◆ **EXCERPTED TEXT**
# # # # # # #
# Gloworm. 23.05.2011 - 06.09.2011



## Guest (Sep 7, 2011)

Gloworm - You we're too young too be taken away from us :crying: 3 months old and even though you had a short life, we loved you so much. You we're truly an amazing cat, and I loved you from the moment I saw you, I will never ever forget you, run free and play with Tia in the beautiful colours of the Rainbow Bridge, one day we will meet again. I love you xxx


----------



## kellyrich (Jan 8, 2009)

so sorry again for your loss, i was telling my OH about Gloworm last night, its such a sad accident.

RIP Gloworm xxxx


----------



## Merenwenrago (Sep 5, 2010)

malibu said:


> Gloworm - You we're too young too be taken away from us :crying: 3 months old and even though you had a short life, we loved you so much. You we're truly an amazing cat, and I loved you from the moment I saw you, I will never ever forget you, run free and play with Tia in the beautiful colours of the Rainbow Bridge, one day we will meet again. I love you xxx


What happened wasn't Gloworm healthy the other day?

I have lost 2 cats under 4 months and it is very sad and I wonder what they would have looked like when they were grown up.


----------



## jill3 (Feb 18, 2009)

I am so sorry for the sad loss of your kitten:crying:
To loose one so young is truely heart breaking.

R.I.P Little Gloworm and Have lots of fun at Rainbow Bridge. I am sure the mummy cats will take good care of you xx


----------



## Sled dog hotel (Aug 11, 2010)

So sorry to hear of your loss especially of one so young.
# # # # # # #
◆ **DATA ROWS**
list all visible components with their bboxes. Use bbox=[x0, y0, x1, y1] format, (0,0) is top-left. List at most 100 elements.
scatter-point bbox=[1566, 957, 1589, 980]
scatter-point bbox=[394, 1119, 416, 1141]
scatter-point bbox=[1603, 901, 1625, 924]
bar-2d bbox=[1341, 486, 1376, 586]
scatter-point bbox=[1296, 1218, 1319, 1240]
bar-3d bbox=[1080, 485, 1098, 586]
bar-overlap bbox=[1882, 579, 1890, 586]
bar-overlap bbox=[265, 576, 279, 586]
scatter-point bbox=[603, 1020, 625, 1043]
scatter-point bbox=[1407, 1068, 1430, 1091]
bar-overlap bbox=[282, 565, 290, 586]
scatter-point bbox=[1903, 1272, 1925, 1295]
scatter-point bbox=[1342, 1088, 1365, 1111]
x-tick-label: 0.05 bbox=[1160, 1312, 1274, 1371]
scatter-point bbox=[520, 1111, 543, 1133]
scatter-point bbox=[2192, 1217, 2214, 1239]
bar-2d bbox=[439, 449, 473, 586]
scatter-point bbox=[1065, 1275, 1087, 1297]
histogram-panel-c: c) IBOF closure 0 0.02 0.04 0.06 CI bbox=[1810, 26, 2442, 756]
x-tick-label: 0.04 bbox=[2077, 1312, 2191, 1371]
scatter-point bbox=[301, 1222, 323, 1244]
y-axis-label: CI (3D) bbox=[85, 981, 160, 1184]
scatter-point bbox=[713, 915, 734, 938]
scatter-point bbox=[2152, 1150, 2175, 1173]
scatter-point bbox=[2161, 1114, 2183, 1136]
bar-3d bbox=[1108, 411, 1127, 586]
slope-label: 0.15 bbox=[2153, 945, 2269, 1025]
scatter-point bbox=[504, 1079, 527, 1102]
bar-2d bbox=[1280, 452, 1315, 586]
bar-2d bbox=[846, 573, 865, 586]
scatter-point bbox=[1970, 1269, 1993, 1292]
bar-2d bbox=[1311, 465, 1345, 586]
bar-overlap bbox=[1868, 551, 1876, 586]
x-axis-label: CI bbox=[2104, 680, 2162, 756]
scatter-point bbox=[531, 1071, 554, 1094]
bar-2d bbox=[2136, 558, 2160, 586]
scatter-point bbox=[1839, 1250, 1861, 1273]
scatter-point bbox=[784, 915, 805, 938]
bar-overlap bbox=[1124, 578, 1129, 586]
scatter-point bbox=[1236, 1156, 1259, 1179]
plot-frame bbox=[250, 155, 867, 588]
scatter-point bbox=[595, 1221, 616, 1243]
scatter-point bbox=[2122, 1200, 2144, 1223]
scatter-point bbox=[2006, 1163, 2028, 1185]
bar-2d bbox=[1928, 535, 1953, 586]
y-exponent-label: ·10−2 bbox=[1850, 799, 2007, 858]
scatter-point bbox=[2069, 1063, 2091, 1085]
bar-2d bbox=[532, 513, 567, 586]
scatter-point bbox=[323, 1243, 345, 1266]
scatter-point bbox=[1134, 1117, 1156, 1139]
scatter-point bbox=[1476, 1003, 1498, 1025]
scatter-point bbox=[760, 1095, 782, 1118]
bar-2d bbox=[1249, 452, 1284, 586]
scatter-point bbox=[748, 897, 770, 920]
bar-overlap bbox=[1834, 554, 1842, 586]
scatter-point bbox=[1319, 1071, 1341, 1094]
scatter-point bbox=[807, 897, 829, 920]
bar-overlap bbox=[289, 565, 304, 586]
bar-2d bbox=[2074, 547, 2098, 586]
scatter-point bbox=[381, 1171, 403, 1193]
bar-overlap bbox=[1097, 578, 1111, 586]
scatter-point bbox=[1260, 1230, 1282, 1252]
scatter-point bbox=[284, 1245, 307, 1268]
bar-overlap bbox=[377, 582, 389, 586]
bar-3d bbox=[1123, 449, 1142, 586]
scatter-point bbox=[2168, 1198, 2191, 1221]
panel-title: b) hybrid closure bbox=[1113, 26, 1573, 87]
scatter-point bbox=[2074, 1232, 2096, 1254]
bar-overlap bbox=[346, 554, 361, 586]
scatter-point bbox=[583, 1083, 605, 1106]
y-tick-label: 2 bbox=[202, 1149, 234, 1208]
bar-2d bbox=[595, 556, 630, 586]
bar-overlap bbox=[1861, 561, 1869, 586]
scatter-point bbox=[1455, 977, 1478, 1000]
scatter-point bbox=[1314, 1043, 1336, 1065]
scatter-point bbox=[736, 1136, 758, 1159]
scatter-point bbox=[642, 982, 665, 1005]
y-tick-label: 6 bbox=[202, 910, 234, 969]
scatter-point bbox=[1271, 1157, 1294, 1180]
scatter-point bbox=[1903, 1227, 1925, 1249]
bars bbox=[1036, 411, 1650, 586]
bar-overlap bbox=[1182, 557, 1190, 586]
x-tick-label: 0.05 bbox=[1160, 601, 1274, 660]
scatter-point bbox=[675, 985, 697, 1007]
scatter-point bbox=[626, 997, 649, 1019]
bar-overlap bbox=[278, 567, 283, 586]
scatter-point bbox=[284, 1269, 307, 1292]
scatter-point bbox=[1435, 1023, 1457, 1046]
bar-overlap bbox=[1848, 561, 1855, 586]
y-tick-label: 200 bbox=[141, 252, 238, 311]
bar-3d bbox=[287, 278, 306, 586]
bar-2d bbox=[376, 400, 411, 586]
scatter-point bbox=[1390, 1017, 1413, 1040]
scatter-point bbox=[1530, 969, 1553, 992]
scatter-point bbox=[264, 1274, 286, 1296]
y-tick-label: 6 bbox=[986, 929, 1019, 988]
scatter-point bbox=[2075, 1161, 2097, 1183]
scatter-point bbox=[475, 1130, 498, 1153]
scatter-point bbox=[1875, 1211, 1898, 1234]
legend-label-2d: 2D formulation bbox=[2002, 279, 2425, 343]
# # # # # # #
◆ **PROBLEMS**
1. In the forum thread about Gloworm, whom is Gloworm told to play with at the Rainbow Bridge?
2. Carry on the forum thread about Gloworm from its last line.
The items can be left aside.

◆ **THE RESPONSES**
1. Tia.

2.
May your spirit play forever free in sunshine at the Bridge little Gloworm.


----------



## pogo (Jul 25, 2011)

RIP little Gloworm xxx


----------



## Guest (Sep 7, 2011)

Merenwenrago said:


> What happened wasn't Gloworm healthy the other day?
> 
> I have lost 2 cats under 4 months and it is very sad and I wonder what they would have looked like when they were grown up.


Gloworm fell off the scratching post yesterday morning, after rushing him to the vets, we we're told he had severe swelling off the brain and we had to put him to sleep :crying:


----------



## jenny armour (Feb 28, 2010)

i'm so very sorry to hear about little gloworm. this is such an isolated incident but still it can happen. i hope this doesnt put you off of having anymore.
RIP little gloworm


----------



## Biawhiska (Mar 28, 2008)

oh my gosh! I am so sorry for your loss. RIP Gloworm, gone way too soon xxx


----------



## Roobster2010 (Jan 17, 2011)

I'm so sorry to hear of the loss of little Gloworm.

Sleep well wee boy, then run free & happy with all your new friends at Rainbow Bridge.


----------



## Merenwenrago (Sep 5, 2010)

malibu said:


> Gloworm fell off the scratching post yesterday morning, after rushing him to the vets, we we're told he had severe swelling off the brain and we had to put him to sleep :crying:


Don't worry about it, it was a one of kind accident. When odd things happen I write it down as it was their time to go to the rainbow bridge.

Wonder how he got a severe swelling in the brain it is not a big fall. Did he connect with a corner of the cat tree platforms?.

I enjoyed the pictures of gloworm and sad that there won't be anymore :crying:


----------



## Jenny1966 (Feb 7, 2011)

RIP little Gloworm xx


----------



## welshjet (Mar 31, 2011)

Run free little one with all our friends xxxx


----------



## colliemerles (Nov 2, 2007)

*r i p little gloworm xxxxx*


----------



## Kitty_pig (Apr 9, 2011)

Oh my gosh Im so sorry I missed this post  Sleep well little gloworm, you shone too brightly for this world and now you're a star showing us the way to the bridge.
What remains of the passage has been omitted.